▶ _Listed records_
-- -- --

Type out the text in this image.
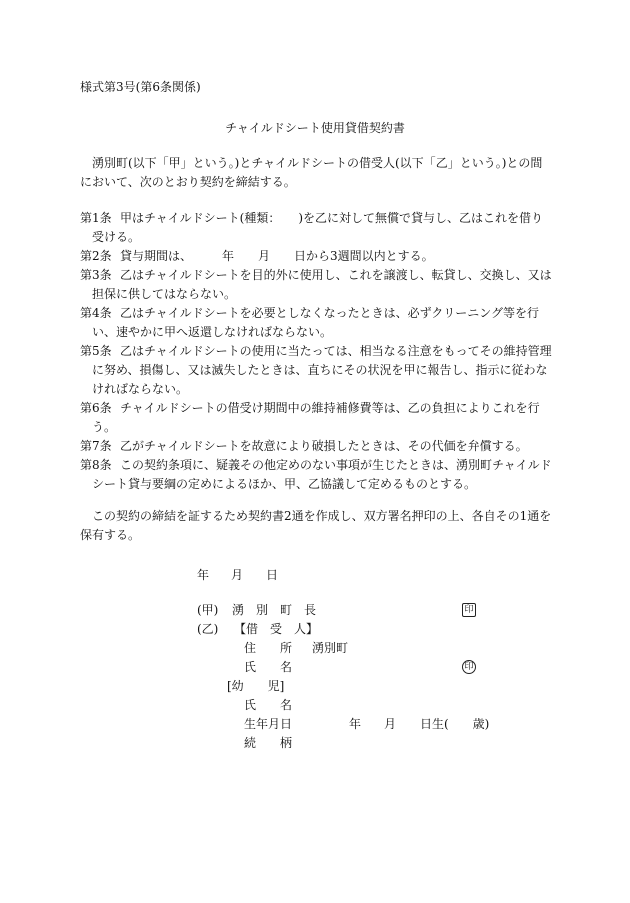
様式第3号(第6条関係)
チャイルドシート使用貸借契約書
湧別町(以下「甲」という。)とチャイルドシートの借受人(以下「乙」という。)との間において、次のとおり契約を締結する。
第1条 甲はチャイルドシート(種類：　　)を乙に対して無償で貸与し、乙はこれを借り受ける。
第2条 貸与期間は、　　　年　　月　　日から3週間以内とする。
第3条 乙はチャイルドシートを目的外に使用し、これを譲渡し、転貸し、交換し、又は担保に供してはならない。
第4条 乙はチャイルドシートを必要としなくなったときは、必ずクリーニング等を行い、速やかに甲へ返還しなければならない。
第5条 乙はチャイルドシートの使用に当たっては、相当なる注意をもってその維持管理に努め、損傷し、又は滅失したときは、直ちにその状況を甲に報告し、指示に従わなければならない。
第6条 チャイルドシートの借受け期間中の維持補修費等は、乙の負担によりこれを行う。
第7条 乙がチャイルドシートを故意により破損したときは、その代価を弁償する。
第8条 この契約条項に、疑義その他定めのない事項が生じたときは、湧別町チャイルドシート貸与要綱の定めによるほか、甲、乙協議して定めるものとする。
この契約の締結を証するため契約書2通を作成し、双方署名押印の上、各自その1通を保有する。
年 月 日
(甲) 湧　別　町　長	印
(乙) 【借　受　人】
住　　所 湧別町
氏　　名	印
[幼　　児]
氏　　名
生年月日	年 月 日生(　　歳)
続　　柄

-- -- --

▶ _What you are asked to do_
Your job is to transcribe the entries above exactly; skip the pictures.

▶ _Output for this exercise_
Type out the text in this image.
様式第3号(第6条関係)
チャイルドシート使用貸借契約書
湧別町(以下「甲」という。)とチャイルドシートの借受人(以下「乙」という。)との間において、次のとおり契約を締結する。
第1条 甲はチャイルドシート(種類：　　)を乙に対して無償で貸与し、乙はこれを借り受ける。
第2条 貸与期間は、　　　年　　月　　日から3週間以内とする。
第3条 乙はチャイルドシートを目的外に使用し、これを譲渡し、転貸し、交換し、又は担保に供してはならない。
第4条 乙はチャイルドシートを必要としなくなったときは、必ずクリーニング等を行い、速やかに甲へ返還しなければならない。
第5条 乙はチャイルドシートの使用に当たっては、相当なる注意をもってその維持管理に努め、損傷し、又は滅失したときは、直ちにその状況を甲に報告し、指示に従わなければならない。
第6条 チャイルドシートの借受け期間中の維持補修費等は、乙の負担によりこれを行う。
第7条 乙がチャイルドシートを故意により破損したときは、その代価を弁償する。
第8条 この契約条項に、疑義その他定めのない事項が生じたときは、湧別町チャイルドシート貸与要綱の定めによるほか、甲、乙協議して定めるものとする。
この契約の締結を証するため契約書2通を作成し、双方署名押印の上、各自その1通を保有する。
年 月 日
(甲) 湧　別　町　長	印
(乙) 【借　受　人】
住　　所 湧別町
氏　　名	印
[幼　　児]
氏　　名
生年月日	年 月 日生(　　歳)
続　　柄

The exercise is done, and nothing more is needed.